TASK PROMPT:
Extract the text of each entry below exactly, leaving every image behind.

LISTED RECORDS:
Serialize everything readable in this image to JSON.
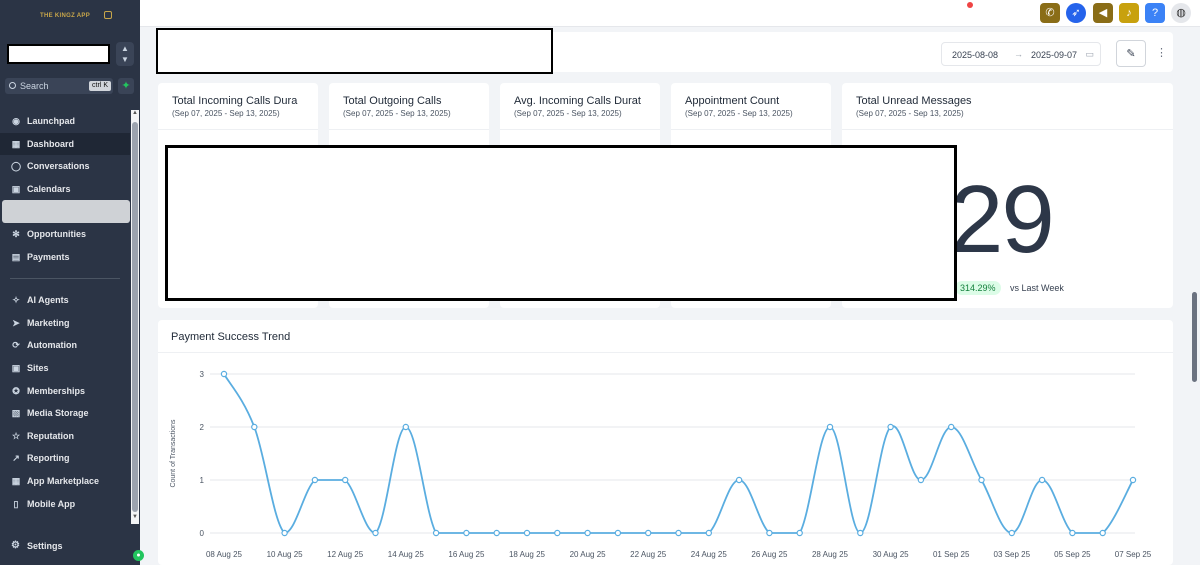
{
  "app": {
    "logo_text": "THE KINGZ APP"
  },
  "sidebar": {
    "location_switch_icon": "updown-chevron-icon",
    "search": {
      "placeholder": "Search",
      "shortcut": "ctrl K"
    },
    "items": [
      {
        "label": "Launchpad",
        "icon": "launchpad-icon",
        "glyph": "◉"
      },
      {
        "label": "Dashboard",
        "icon": "dashboard-icon",
        "glyph": "▦",
        "active": true
      },
      {
        "label": "Conversations",
        "icon": "chat-icon",
        "glyph": "◯"
      },
      {
        "label": "Calendars",
        "icon": "calendar-icon",
        "glyph": "▣"
      },
      {
        "label": "",
        "icon": "",
        "glyph": "",
        "hidden": true
      },
      {
        "label": "Opportunities",
        "icon": "opportunities-icon",
        "glyph": "✻"
      },
      {
        "label": "Payments",
        "icon": "payments-icon",
        "glyph": "▤"
      }
    ],
    "items2": [
      {
        "label": "AI Agents",
        "icon": "ai-agents-icon",
        "glyph": "✧"
      },
      {
        "label": "Marketing",
        "icon": "marketing-icon",
        "glyph": "➤"
      },
      {
        "label": "Automation",
        "icon": "automation-icon",
        "glyph": "⟳"
      },
      {
        "label": "Sites",
        "icon": "sites-icon",
        "glyph": "▣"
      },
      {
        "label": "Memberships",
        "icon": "memberships-icon",
        "glyph": "✪"
      },
      {
        "label": "Media Storage",
        "icon": "media-storage-icon",
        "glyph": "▧"
      },
      {
        "label": "Reputation",
        "icon": "reputation-icon",
        "glyph": "☆"
      },
      {
        "label": "Reporting",
        "icon": "reporting-icon",
        "glyph": "↗"
      },
      {
        "label": "App Marketplace",
        "icon": "app-marketplace-icon",
        "glyph": "▦"
      },
      {
        "label": "Mobile App",
        "icon": "mobile-app-icon",
        "glyph": "▯"
      }
    ],
    "settings_label": "Settings"
  },
  "header": {
    "date_start": "2025-08-08",
    "date_end": "2025-09-07"
  },
  "stats": [
    {
      "title": "Total Incoming Calls Dura",
      "range": "(Sep 07, 2025 - Sep 13, 2025)"
    },
    {
      "title": "Total Outgoing Calls",
      "range": "(Sep 07, 2025 - Sep 13, 2025)"
    },
    {
      "title": "Avg. Incoming Calls Durat",
      "range": "(Sep 07, 2025 - Sep 13, 2025)"
    },
    {
      "title": "Appointment Count",
      "range": "(Sep 07, 2025 - Sep 13, 2025)"
    },
    {
      "title": "Total Unread Messages",
      "range": "(Sep 07, 2025 - Sep 13, 2025)",
      "value": "29",
      "change": "314.29%",
      "change_label": "vs Last Week"
    }
  ],
  "chart_data": {
    "type": "line",
    "title": "Payment Success Trend",
    "ylabel": "Count of Transactions",
    "xlabel": "",
    "ylim": [
      0,
      3
    ],
    "yticks": [
      0,
      1,
      2,
      3
    ],
    "x": [
      "08 Aug 25",
      "09 Aug 25",
      "10 Aug 25",
      "11 Aug 25",
      "12 Aug 25",
      "13 Aug 25",
      "14 Aug 25",
      "15 Aug 25",
      "16 Aug 25",
      "17 Aug 25",
      "18 Aug 25",
      "19 Aug 25",
      "20 Aug 25",
      "21 Aug 25",
      "22 Aug 25",
      "23 Aug 25",
      "24 Aug 25",
      "25 Aug 25",
      "26 Aug 25",
      "27 Aug 25",
      "28 Aug 25",
      "29 Aug 25",
      "30 Aug 25",
      "31 Aug 25",
      "01 Sep 25",
      "02 Sep 25",
      "03 Sep 25",
      "04 Sep 25",
      "05 Sep 25",
      "06 Sep 25",
      "07 Sep 25"
    ],
    "xtick_labels": [
      "08 Aug 25",
      "10 Aug 25",
      "12 Aug 25",
      "14 Aug 25",
      "16 Aug 25",
      "18 Aug 25",
      "20 Aug 25",
      "22 Aug 25",
      "24 Aug 25",
      "26 Aug 25",
      "28 Aug 25",
      "30 Aug 25",
      "01 Sep 25",
      "03 Sep 25",
      "05 Sep 25",
      "07 Sep 25"
    ],
    "values": [
      3,
      2,
      0,
      1,
      1,
      0,
      2,
      0,
      0,
      0,
      0,
      0,
      0,
      0,
      0,
      0,
      0,
      1,
      0,
      0,
      2,
      0,
      2,
      1,
      2,
      1,
      0,
      1,
      0,
      0,
      1
    ],
    "color": "#5aade0",
    "grid": true
  }
}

CORRECT OUTPUT:
Serialize everything readable in this image to JSON.
{
  "app": {
    "logo_text": "THE KINGZ APP"
  },
  "sidebar": {
    "location_switch_icon": "updown-chevron-icon",
    "search": {
      "placeholder": "Search",
      "shortcut": "ctrl K"
    },
    "items": [
      {
        "label": "Launchpad",
        "icon": "launchpad-icon",
        "glyph": "◉"
      },
      {
        "label": "Dashboard",
        "icon": "dashboard-icon",
        "glyph": "▦",
        "active": true
      },
      {
        "label": "Conversations",
        "icon": "chat-icon",
        "glyph": "◯"
      },
      {
        "label": "Calendars",
        "icon": "calendar-icon",
        "glyph": "▣"
      },
      {
        "label": "",
        "icon": "",
        "glyph": "",
        "hidden": true
      },
      {
        "label": "Opportunities",
        "icon": "opportunities-icon",
        "glyph": "✻"
      },
      {
        "label": "Payments",
        "icon": "payments-icon",
        "glyph": "▤"
      }
    ],
    "items2": [
      {
        "label": "AI Agents",
        "icon": "ai-agents-icon",
        "glyph": "✧"
      },
      {
        "label": "Marketing",
        "icon": "marketing-icon",
        "glyph": "➤"
      },
      {
        "label": "Automation",
        "icon": "automation-icon",
        "glyph": "⟳"
      },
      {
        "label": "Sites",
        "icon": "sites-icon",
        "glyph": "▣"
      },
      {
        "label": "Memberships",
        "icon": "memberships-icon",
        "glyph": "✪"
      },
      {
        "label": "Media Storage",
        "icon": "media-storage-icon",
        "glyph": "▧"
      },
      {
        "label": "Reputation",
        "icon": "reputation-icon",
        "glyph": "☆"
      },
      {
        "label": "Reporting",
        "icon": "reporting-icon",
        "glyph": "↗"
      },
      {
        "label": "App Marketplace",
        "icon": "app-marketplace-icon",
        "glyph": "▦"
      },
      {
        "label": "Mobile App",
        "icon": "mobile-app-icon",
        "glyph": "▯"
      }
    ],
    "settings_label": "Settings"
  },
  "header": {
    "date_start": "2025-08-08",
    "date_end": "2025-09-07"
  },
  "stats": [
    {
      "title": "Total Incoming Calls Dura",
      "range": "(Sep 07, 2025 - Sep 13, 2025)"
    },
    {
      "title": "Total Outgoing Calls",
      "range": "(Sep 07, 2025 - Sep 13, 2025)"
    },
    {
      "title": "Avg. Incoming Calls Durat",
      "range": "(Sep 07, 2025 - Sep 13, 2025)"
    },
    {
      "title": "Appointment Count",
      "range": "(Sep 07, 2025 - Sep 13, 2025)"
    },
    {
      "title": "Total Unread Messages",
      "range": "(Sep 07, 2025 - Sep 13, 2025)",
      "value": "29",
      "change": "314.29%",
      "change_label": "vs Last Week"
    }
  ],
  "chart_data": {
    "type": "line",
    "title": "Payment Success Trend",
    "ylabel": "Count of Transactions",
    "xlabel": "",
    "ylim": [
      0,
      3
    ],
    "yticks": [
      0,
      1,
      2,
      3
    ],
    "x": [
      "08 Aug 25",
      "09 Aug 25",
      "10 Aug 25",
      "11 Aug 25",
      "12 Aug 25",
      "13 Aug 25",
      "14 Aug 25",
      "15 Aug 25",
      "16 Aug 25",
      "17 Aug 25",
      "18 Aug 25",
      "19 Aug 25",
      "20 Aug 25",
      "21 Aug 25",
      "22 Aug 25",
      "23 Aug 25",
      "24 Aug 25",
      "25 Aug 25",
      "26 Aug 25",
      "27 Aug 25",
      "28 Aug 25",
      "29 Aug 25",
      "30 Aug 25",
      "31 Aug 25",
      "01 Sep 25",
      "02 Sep 25",
      "03 Sep 25",
      "04 Sep 25",
      "05 Sep 25",
      "06 Sep 25",
      "07 Sep 25"
    ],
    "xtick_labels": [
      "08 Aug 25",
      "10 Aug 25",
      "12 Aug 25",
      "14 Aug 25",
      "16 Aug 25",
      "18 Aug 25",
      "20 Aug 25",
      "22 Aug 25",
      "24 Aug 25",
      "26 Aug 25",
      "28 Aug 25",
      "30 Aug 25",
      "01 Sep 25",
      "03 Sep 25",
      "05 Sep 25",
      "07 Sep 25"
    ],
    "values": [
      3,
      2,
      0,
      1,
      1,
      0,
      2,
      0,
      0,
      0,
      0,
      0,
      0,
      0,
      0,
      0,
      0,
      1,
      0,
      0,
      2,
      0,
      2,
      1,
      2,
      1,
      0,
      1,
      0,
      0,
      1
    ],
    "color": "#5aade0",
    "grid": true
  }
}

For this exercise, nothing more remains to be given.